TASK: Every entry that follows needs to be repeated exactly.

DATA ENTRIES:
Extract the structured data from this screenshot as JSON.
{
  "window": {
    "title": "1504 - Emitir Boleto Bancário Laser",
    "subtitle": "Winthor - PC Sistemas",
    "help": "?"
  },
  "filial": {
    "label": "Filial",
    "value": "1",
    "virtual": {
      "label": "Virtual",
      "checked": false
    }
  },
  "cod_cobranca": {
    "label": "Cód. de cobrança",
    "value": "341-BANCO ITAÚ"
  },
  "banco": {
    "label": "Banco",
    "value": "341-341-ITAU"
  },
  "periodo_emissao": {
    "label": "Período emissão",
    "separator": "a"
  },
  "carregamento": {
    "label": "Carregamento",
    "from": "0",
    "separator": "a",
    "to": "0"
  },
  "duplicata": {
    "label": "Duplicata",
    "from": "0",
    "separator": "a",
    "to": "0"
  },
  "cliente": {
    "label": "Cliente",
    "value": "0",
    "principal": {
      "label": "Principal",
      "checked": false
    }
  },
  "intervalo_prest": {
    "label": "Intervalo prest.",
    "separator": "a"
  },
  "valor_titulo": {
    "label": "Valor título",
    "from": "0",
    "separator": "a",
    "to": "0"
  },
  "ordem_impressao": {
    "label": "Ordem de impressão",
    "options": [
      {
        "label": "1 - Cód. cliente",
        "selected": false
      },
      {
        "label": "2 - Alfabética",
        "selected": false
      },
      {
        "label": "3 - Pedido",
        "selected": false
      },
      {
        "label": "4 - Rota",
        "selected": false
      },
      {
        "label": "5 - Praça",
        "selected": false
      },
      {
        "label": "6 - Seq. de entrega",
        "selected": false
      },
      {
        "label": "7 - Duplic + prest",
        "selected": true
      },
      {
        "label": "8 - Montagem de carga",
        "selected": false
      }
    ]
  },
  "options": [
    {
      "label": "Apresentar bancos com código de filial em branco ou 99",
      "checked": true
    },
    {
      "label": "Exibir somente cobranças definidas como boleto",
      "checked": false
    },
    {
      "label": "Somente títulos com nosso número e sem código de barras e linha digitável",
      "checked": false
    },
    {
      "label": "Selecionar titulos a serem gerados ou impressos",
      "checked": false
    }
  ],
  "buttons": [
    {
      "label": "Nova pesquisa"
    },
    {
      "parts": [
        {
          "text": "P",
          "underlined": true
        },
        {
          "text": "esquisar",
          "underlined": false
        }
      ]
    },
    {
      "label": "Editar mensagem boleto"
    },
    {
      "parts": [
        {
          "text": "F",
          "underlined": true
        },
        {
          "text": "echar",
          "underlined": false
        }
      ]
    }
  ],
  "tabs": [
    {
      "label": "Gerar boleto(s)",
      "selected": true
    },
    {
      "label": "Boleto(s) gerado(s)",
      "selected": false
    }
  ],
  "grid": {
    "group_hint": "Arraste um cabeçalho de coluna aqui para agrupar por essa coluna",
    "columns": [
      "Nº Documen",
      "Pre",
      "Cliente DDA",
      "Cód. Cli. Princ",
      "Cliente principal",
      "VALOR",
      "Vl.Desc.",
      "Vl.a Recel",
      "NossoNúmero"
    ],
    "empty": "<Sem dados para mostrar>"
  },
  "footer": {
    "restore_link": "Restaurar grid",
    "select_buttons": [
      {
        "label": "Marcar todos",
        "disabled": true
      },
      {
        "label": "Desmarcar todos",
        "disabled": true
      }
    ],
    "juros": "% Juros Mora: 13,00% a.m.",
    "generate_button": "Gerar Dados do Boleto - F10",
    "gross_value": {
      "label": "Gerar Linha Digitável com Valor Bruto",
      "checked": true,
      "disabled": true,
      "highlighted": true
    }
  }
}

CORRECT RESPONSE:
Extract the structured data from this screenshot as JSON.
{
  "window": {
    "title": "1504 - Emitir Boleto Bancário Laser",
    "subtitle": "Winthor - PC Sistemas",
    "help": "?"
  },
  "filial": {
    "label": "Filial",
    "value": "1",
    "virtual": {
      "label": "Virtual",
      "checked": false
    }
  },
  "cod_cobranca": {
    "label": "Cód. de cobrança",
    "value": "341-BANCO ITAÚ"
  },
  "banco": {
    "label": "Banco",
    "value": "341-341-ITAU"
  },
  "periodo_emissao": {
    "label": "Período emissão",
    "separator": "a"
  },
  "carregamento": {
    "label": "Carregamento",
    "from": "0",
    "separator": "a",
    "to": "0"
  },
  "duplicata": {
    "label": "Duplicata",
    "from": "0",
    "separator": "a",
    "to": "0"
  },
  "cliente": {
    "label": "Cliente",
    "value": "0",
    "principal": {
      "label": "Principal",
      "checked": false
    }
  },
  "intervalo_prest": {
    "label": "Intervalo prest.",
    "separator": "a"
  },
  "valor_titulo": {
    "label": "Valor título",
    "from": "0",
    "separator": "a",
    "to": "0"
  },
  "ordem_impressao": {
    "label": "Ordem de impressão",
    "options": [
      {
        "label": "1 - Cód. cliente",
        "selected": false
      },
      {
        "label": "2 - Alfabética",
        "selected": false
      },
      {
        "label": "3 - Pedido",
        "selected": false
      },
      {
        "label": "4 - Rota",
        "selected": false
      },
      {
        "label": "5 - Praça",
        "selected": false
      },
      {
        "label": "6 - Seq. de entrega",
        "selected": false
      },
      {
        "label": "7 - Duplic + prest",
        "selected": true
      },
      {
        "label": "8 - Montagem de carga",
        "selected": false
      }
    ]
  },
  "options": [
    {
      "label": "Apresentar bancos com código de filial em branco ou 99",
      "checked": true
    },
    {
      "label": "Exibir somente cobranças definidas como boleto",
      "checked": false
    },
    {
      "label": "Somente títulos com nosso número e sem código de barras e linha digitável",
      "checked": false
    },
    {
      "label": "Selecionar titulos a serem gerados ou impressos",
      "checked": false
    }
  ],
  "buttons": [
    {
      "label": "Nova pesquisa"
    },
    {
      "parts": [
        {
          "text": "P",
          "underlined": true
        },
        {
          "text": "esquisar",
          "underlined": false
        }
      ]
    },
    {
      "label": "Editar mensagem boleto"
    },
    {
      "parts": [
        {
          "text": "F",
          "underlined": true
        },
        {
          "text": "echar",
          "underlined": false
        }
      ]
    }
  ],
  "tabs": [
    {
      "label": "Gerar boleto(s)",
      "selected": true
    },
    {
      "label": "Boleto(s) gerado(s)",
      "selected": false
    }
  ],
  "grid": {
    "group_hint": "Arraste um cabeçalho de coluna aqui para agrupar por essa coluna",
    "columns": [
      "Nº Documen",
      "Pre",
      "Cliente DDA",
      "Cód. Cli. Princ",
      "Cliente principal",
      "VALOR",
      "Vl.Desc.",
      "Vl.a Recel",
      "NossoNúmero"
    ],
    "empty": "<Sem dados para mostrar>"
  },
  "footer": {
    "restore_link": "Restaurar grid",
    "select_buttons": [
      {
        "label": "Marcar todos",
        "disabled": true
      },
      {
        "label": "Desmarcar todos",
        "disabled": true
      }
    ],
    "juros": "% Juros Mora: 13,00% a.m.",
    "generate_button": "Gerar Dados do Boleto - F10",
    "gross_value": {
      "label": "Gerar Linha Digitável com Valor Bruto",
      "checked": true,
      "disabled": true,
      "highlighted": true
    }
  }
}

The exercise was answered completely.